▶ **Selection**:
────────────────

December is a solid month-long reminder to any Jew of their overwhelming Yidness. As we walk down the tinsel-decorated streets and hear the Salvation Army guys ring their bells, we are aware. But perhaps nothing reminds us of our difference from the rest of the holiday consumer bunch than SHOPPING.
In my experience, there are three holiday shopping challenges faced by the New York Jew. You may be familiar with these.
Challenge #1: Soundtrack
We are made aware of the start of the holiday shopping season sometime in early November by a red-nosed thing named Rudolph, or more specifically, by whatever low-level manager is in charge of picking the music to be played at Macy’s throughout the month. You know what I’m talking about.
If you like Christmas jingles, fantastic for you. You will positively love the cheerful bells that will greet you every time you run out of milk or need a new pair of shoes. But if you don't like the music, or if (like me) you have no issue with most of 'em but possess a strange, quasi-demonic hatred for one...stupid...tune, you know this situation:
It doesn't bother you at first, but after your second or third trip to a place with a shopping cart, it starts to grate on you...
...which is fine, so long as you're not the type that shops very often...

────────────────

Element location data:
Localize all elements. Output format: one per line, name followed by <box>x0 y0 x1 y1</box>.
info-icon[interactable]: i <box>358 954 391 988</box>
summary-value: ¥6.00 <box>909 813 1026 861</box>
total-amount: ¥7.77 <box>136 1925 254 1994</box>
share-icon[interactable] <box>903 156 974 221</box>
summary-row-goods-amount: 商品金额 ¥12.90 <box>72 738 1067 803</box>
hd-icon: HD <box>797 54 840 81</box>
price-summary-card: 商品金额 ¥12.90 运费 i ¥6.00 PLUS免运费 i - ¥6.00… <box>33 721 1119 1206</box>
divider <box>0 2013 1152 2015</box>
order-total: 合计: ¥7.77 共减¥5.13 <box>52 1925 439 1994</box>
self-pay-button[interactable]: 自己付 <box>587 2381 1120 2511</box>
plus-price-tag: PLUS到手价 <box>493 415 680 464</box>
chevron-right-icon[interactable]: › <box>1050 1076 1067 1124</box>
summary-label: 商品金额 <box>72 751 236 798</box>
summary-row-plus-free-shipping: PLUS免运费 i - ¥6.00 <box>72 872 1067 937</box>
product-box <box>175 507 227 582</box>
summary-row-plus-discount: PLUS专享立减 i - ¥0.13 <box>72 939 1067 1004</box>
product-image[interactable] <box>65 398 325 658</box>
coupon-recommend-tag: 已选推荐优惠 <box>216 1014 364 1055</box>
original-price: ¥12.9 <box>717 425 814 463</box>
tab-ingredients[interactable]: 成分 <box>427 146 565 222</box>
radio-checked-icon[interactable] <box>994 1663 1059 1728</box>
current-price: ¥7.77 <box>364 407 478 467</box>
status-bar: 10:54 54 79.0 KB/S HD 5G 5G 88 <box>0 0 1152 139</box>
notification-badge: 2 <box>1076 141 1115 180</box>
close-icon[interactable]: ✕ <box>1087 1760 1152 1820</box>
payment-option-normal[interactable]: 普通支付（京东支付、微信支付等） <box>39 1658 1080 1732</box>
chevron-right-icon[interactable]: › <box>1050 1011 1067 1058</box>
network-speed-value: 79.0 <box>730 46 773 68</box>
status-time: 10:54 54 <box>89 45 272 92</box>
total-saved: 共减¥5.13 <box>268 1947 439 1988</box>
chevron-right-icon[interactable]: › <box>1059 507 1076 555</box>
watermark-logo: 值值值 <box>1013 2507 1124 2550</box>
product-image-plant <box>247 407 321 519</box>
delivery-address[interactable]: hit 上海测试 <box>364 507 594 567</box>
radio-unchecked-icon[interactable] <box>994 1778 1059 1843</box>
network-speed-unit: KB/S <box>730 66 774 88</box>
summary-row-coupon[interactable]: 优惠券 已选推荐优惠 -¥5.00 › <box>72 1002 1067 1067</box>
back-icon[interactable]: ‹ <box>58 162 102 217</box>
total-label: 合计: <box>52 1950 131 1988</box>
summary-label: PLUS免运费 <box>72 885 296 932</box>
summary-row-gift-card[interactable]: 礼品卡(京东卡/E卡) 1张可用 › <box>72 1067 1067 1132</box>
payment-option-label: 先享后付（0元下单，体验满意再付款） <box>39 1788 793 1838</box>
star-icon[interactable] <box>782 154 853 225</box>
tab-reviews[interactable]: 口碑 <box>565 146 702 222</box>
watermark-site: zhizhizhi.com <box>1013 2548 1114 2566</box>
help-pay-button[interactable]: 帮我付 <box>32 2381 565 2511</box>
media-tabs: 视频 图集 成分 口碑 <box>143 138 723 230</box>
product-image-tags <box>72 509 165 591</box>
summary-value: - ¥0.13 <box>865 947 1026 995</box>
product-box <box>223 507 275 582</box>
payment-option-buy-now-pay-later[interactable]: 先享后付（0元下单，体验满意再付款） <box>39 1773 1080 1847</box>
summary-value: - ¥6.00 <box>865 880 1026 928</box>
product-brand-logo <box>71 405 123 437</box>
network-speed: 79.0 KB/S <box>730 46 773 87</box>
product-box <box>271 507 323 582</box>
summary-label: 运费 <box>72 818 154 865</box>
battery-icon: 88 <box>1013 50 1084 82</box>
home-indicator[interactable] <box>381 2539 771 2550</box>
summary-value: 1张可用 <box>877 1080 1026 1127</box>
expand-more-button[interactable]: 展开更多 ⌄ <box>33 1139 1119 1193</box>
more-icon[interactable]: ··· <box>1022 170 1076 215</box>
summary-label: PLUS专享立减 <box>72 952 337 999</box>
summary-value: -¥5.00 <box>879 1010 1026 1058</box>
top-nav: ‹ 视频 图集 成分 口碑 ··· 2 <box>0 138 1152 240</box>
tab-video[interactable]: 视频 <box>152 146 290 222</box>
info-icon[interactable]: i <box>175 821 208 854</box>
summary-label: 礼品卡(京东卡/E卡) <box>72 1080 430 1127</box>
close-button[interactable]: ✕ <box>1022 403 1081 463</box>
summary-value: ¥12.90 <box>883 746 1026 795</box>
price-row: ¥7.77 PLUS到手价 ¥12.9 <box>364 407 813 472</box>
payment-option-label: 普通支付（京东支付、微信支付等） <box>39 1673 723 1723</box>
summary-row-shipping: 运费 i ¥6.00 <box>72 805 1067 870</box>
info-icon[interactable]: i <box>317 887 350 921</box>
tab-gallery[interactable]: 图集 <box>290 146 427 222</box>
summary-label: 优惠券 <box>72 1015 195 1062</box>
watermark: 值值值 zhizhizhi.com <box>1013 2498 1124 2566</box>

────────────────

▶ **Task instructions**:
a – From the holiday shopping text, list every character, organization, store and city that it names.
b – Resume the holiday shopping text after its final line.

▶ **Responses to the exercise**:
a – Rudolph, the Salvation Army, Macy’s, New York

b –
Okay. Now you're doomed to hum the tune for the rest of the month, whether or not you actually ever hear it again. I'm pretty sure this rule applies to any catchy song you happen to dislike, or even one you have no problem with that popular radio stations have decided they like this week. But the thing with HOLIDAY songs, is that they come back every year. And if you're one of those who dislike the tunes, that first trip to the store in November symbolizes nothing short of decibel doom for you.
Challenge #2: Season's Greetings
You've shopped. You've paid, and the perky saleslady hands you your merchandise with a big toothy grin and a warm, pleasant:
Depending on your disposition, you have several options:
For the nice and/or indifferent people:
Option 1: "You too!"
Option 2: "Thank you!"
Option 3: Awkwardly toy with your Magen David/Tzitzit/Yarmulke and hope she notices. When she doesn't, see options 1 & 2.
For the annoyed/mean/irritable/really hate December people:
Option 1: "I don't celebrate Christmas, but you enjoy your holiday."
Option 2: "And a Happy Chanukah to you too!"
Option 3: "We don't have Christmas in my cult. But while we're on the subject, have you wondered lately, are you really happy?"
Obviously I don't recommend these latter ones. Be nice to your shopkeepers, customer service people, and waiters. Especially waiters. Those people control your food.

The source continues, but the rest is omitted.